The task: Go over the listing below line by line and tally those containing "Microsoft". Give only the tally.
# START OF Input records
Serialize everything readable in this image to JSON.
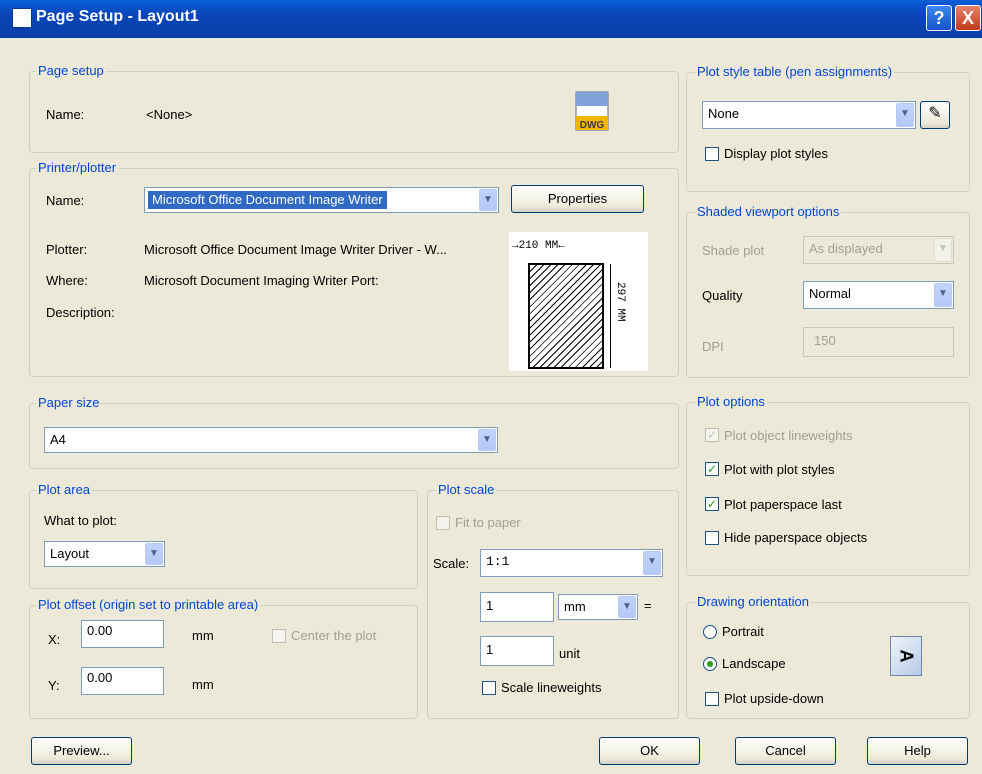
{
  "window": {
    "title": "Page Setup - Layout1",
    "help": "?",
    "close": "X"
  },
  "page_setup": {
    "legend": "Page setup",
    "name_label": "Name:",
    "name_value": "<None>",
    "icon": "DWG"
  },
  "printer": {
    "legend": "Printer/plotter",
    "name_label": "Name:",
    "name_value": "Microsoft Office Document Image Writer",
    "properties": "Properties",
    "plotter_label": "Plotter:",
    "plotter_value": "Microsoft Office Document Image Writer Driver - W...",
    "where_label": "Where:",
    "where_value": "Microsoft Document Imaging Writer Port:",
    "description_label": "Description:",
    "preview_width": "210 MM",
    "preview_height": "297 MM"
  },
  "paper_size": {
    "legend": "Paper size",
    "value": "A4"
  },
  "plot_area": {
    "legend": "Plot area",
    "what_label": "What to plot:",
    "value": "Layout"
  },
  "plot_scale": {
    "legend": "Plot scale",
    "fit": "Fit to paper",
    "scale_label": "Scale:",
    "scale_value": "1:1",
    "num": "1",
    "unit_select": "mm",
    "equals": "=",
    "den": "1",
    "unit_label": "unit",
    "lineweights": "Scale lineweights"
  },
  "plot_offset": {
    "legend": "Plot offset (origin set to printable area)",
    "x_label": "X:",
    "x_value": "0.00",
    "y_label": "Y:",
    "y_value": "0.00",
    "unit": "mm",
    "center": "Center the plot"
  },
  "plot_style": {
    "legend": "Plot style table (pen assignments)",
    "value": "None",
    "display": "Display plot styles"
  },
  "shaded": {
    "legend": "Shaded viewport options",
    "shade_label": "Shade plot",
    "shade_value": "As displayed",
    "quality_label": "Quality",
    "quality_value": "Normal",
    "dpi_label": "DPI",
    "dpi_value": "150"
  },
  "plot_options": {
    "legend": "Plot options",
    "lineweights": "Plot object lineweights",
    "with_styles": "Plot with plot styles",
    "paperspace_last": "Plot paperspace last",
    "hide": "Hide paperspace objects"
  },
  "orientation": {
    "legend": "Drawing orientation",
    "portrait": "Portrait",
    "landscape": "Landscape",
    "upside": "Plot upside-down",
    "icon": "A"
  },
  "buttons": {
    "preview": "Preview...",
    "ok": "OK",
    "cancel": "Cancel",
    "help": "Help"
  }
}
# END OF Input records
Complete answer: 3